▼
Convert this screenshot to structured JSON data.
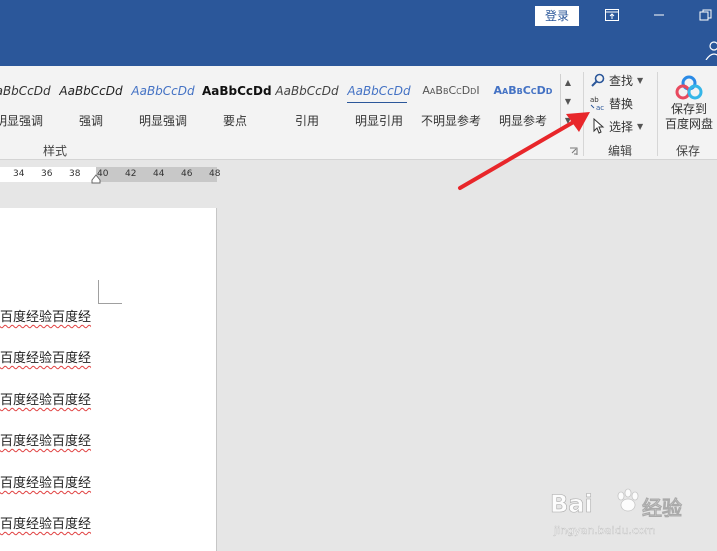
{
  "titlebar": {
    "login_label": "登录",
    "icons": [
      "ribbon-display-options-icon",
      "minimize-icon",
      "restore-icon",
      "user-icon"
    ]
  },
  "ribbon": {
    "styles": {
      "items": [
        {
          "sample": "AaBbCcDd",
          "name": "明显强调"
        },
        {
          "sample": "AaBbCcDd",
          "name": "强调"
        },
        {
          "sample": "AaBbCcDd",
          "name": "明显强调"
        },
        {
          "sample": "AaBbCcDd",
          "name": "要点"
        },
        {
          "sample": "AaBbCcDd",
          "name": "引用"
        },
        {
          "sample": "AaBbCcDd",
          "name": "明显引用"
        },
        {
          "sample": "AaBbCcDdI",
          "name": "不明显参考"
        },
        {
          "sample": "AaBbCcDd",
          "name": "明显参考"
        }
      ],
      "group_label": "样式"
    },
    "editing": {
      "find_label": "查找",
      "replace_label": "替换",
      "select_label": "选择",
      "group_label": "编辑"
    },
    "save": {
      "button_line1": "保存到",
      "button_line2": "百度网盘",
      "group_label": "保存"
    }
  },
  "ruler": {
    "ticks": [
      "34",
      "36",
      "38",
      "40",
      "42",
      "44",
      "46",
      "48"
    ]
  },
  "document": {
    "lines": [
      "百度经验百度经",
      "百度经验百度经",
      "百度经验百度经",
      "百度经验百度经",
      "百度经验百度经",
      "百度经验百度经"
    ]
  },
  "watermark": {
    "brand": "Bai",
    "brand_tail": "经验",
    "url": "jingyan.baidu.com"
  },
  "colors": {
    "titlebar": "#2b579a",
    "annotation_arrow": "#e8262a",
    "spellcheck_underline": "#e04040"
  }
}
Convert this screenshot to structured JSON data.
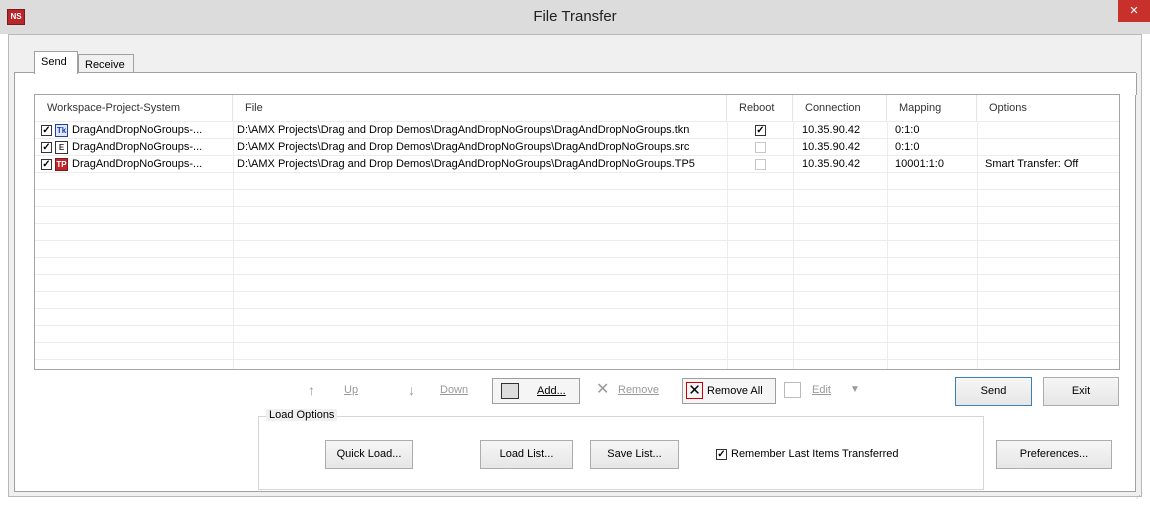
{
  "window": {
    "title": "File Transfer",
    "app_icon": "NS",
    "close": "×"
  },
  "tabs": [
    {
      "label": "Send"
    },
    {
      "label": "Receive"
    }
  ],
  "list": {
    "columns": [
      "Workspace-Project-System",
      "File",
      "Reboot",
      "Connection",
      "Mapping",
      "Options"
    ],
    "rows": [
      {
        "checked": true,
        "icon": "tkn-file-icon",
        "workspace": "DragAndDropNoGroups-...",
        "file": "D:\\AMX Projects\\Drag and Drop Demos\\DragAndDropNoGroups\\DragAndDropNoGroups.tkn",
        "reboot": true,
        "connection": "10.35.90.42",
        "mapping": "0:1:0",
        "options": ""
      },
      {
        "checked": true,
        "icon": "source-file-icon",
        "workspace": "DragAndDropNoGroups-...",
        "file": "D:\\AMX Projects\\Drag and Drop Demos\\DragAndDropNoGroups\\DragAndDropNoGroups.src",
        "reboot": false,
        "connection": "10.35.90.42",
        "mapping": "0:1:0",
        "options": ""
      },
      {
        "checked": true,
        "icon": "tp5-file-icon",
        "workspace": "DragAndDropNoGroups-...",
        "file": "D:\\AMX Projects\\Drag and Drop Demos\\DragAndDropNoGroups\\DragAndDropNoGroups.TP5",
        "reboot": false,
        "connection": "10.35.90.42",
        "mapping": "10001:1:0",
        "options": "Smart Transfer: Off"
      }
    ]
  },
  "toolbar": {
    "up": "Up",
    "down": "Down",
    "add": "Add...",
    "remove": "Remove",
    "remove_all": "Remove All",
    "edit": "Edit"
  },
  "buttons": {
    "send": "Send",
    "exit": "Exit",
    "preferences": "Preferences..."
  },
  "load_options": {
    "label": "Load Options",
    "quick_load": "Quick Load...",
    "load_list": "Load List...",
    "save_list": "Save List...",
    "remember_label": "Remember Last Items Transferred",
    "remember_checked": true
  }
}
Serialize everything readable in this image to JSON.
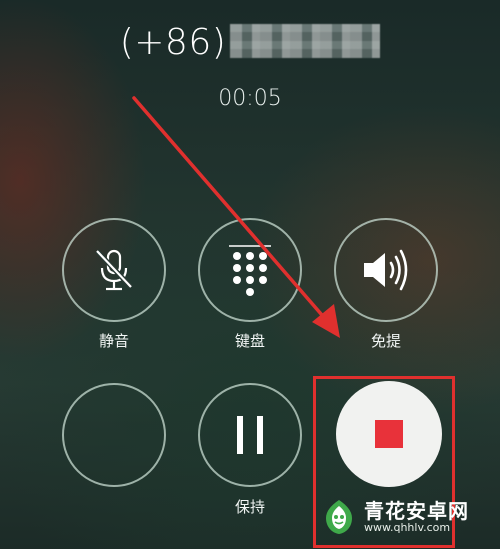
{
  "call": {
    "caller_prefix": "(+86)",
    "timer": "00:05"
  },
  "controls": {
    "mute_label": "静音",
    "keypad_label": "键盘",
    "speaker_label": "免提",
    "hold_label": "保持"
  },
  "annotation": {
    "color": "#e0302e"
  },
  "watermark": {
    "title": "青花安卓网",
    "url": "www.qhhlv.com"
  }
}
▲
- YOUR TASK -
Gather each line holding the string "Projects".

- RESPONSE TO THE EXERCISE -
        "file": "D:\\AMX Projects\\Drag and Drop Demos\\DragAndDropNoGroups\\DragAndDropNoGroups.tkn",
        "file": "D:\\AMX Projects\\Drag and Drop Demos\\DragAndDropNoGroups\\DragAndDropNoGroups.src",
        "file": "D:\\AMX Projects\\Drag and Drop Demos\\DragAndDropNoGroups\\DragAndDropNoGroups.TP5",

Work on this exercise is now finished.